Passage to read:
◆ ◆ ◆ ◆ ◆ ◆ ◆
The objective of the study was to identify the prevalence of depression, anxiety and somatoform disorders in dialysis patients according to dialysis modality and to compare dialysis patients with and without psychiatric comorbidity regarding clinical characteristics, health-related quality of life (HRQoL) and markers of nutrition and inflammation.
One hundred and nine patients were assessed for depression, anxiety and somatoform disorder with the Structured Clinical Interview for Diagnostic and Statistical Manual of Mental Disorders, Fourth Edition. The Short Form 36 was used. Sociodemographic, clinical and laboratory data were collected.
◆ ◆ ◆ ◆ ◆ ◆ ◆
Data supplied:
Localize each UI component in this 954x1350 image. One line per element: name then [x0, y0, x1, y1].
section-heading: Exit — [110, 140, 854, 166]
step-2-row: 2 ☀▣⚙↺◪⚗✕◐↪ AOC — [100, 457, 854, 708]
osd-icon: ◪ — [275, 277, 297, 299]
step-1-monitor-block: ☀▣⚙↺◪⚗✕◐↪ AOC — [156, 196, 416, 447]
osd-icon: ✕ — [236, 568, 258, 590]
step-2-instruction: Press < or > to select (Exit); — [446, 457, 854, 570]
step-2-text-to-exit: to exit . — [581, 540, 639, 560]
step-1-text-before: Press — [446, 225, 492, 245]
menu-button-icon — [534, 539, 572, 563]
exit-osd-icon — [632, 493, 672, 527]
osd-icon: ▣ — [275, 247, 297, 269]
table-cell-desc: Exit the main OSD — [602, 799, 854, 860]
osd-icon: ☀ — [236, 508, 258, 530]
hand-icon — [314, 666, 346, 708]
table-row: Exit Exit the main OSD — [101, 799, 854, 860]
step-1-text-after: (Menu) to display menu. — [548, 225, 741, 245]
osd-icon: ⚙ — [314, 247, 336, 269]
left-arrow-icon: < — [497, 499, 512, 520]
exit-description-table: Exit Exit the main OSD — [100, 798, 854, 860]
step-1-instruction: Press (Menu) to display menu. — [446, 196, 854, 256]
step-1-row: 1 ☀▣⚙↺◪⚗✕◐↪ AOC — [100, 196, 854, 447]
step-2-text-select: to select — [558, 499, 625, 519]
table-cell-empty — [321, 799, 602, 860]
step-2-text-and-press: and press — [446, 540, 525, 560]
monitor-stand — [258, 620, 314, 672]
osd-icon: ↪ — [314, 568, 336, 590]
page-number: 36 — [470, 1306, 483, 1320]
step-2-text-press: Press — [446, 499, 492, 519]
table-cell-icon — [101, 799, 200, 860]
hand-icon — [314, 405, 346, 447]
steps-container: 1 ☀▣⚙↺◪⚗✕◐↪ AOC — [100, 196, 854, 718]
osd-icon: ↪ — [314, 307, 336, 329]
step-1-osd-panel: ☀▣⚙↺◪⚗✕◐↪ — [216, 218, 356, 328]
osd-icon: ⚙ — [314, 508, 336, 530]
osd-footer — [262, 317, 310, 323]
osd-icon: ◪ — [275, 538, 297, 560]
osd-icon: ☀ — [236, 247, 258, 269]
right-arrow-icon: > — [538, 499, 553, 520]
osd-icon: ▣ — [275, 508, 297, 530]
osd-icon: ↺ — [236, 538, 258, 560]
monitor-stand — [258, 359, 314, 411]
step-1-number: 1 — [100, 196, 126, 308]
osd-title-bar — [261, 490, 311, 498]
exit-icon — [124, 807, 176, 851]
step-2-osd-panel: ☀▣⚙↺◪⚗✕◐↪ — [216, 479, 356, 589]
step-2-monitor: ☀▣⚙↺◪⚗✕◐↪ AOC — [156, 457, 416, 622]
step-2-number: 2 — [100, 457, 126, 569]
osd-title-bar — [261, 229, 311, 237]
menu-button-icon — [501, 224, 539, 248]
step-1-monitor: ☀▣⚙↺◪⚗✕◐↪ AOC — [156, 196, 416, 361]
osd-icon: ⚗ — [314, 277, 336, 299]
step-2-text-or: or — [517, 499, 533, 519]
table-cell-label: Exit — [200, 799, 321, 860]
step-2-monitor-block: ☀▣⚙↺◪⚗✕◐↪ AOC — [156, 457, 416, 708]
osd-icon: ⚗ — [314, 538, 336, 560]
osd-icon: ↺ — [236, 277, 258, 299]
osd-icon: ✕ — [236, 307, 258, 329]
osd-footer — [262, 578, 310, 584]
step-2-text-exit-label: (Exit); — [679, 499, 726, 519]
◆ ◆ ◆ ◆ ◆ ◆ ◆
Required actions:
1 - Copy out the stretch of the dialysis study abstract from "One hundred and" through "data were collected.", renaming "Short Form 36" as "SF-36 questionnaire".
2 - According to the dialysis study abstract, how many patients were assessed for depression, anxiety and somatoform disorder?
3 - Pick up the dialysis study abstract after its final sentence and carry it forward.

Expected outputs:
1 -
One hundred and nine patients were assessed for depression, anxiety and somatoform disorder with the Structured Clinical Interview for Diagnostic and Statistical Manual of Mental Disorders, Fourth Edition. The SF-36 questionnaire was used. Sociodemographic, clinical and laboratory data were collected.

2 - One hundred and nine patients.

3 -
About one third, 30.3%, had a current psychiatric disorder regardless of dialysis modality (depression, 22%; anxiety, 17%; somatoform disorders, 1%), and these reported more impairment on HRQoL dimensions. In the multivariate analysis, significant correlations between psychiatric comorbidity and C-reactive protein (CRP=6 mmol/L) [odds ratio (OR), 3.6; 95% confidence interval (CI), 1.3-9.9; P=.015] and body mass index (BMI=21 kg/m(2)) (OR, 4.2; 95% CI, 1.4-12.7; P=.011) were observed.
Depressive and anxiety disorders were common in dialysis patients and were associated with impaired HRQoL, while prevalence of somatoform disorders was low. A strong correlation between psychiatric comorbidity, CRP and BMI indicates that special attention should be given to patients with CRP=6 mmol/L and BMI=21 kg/m(2).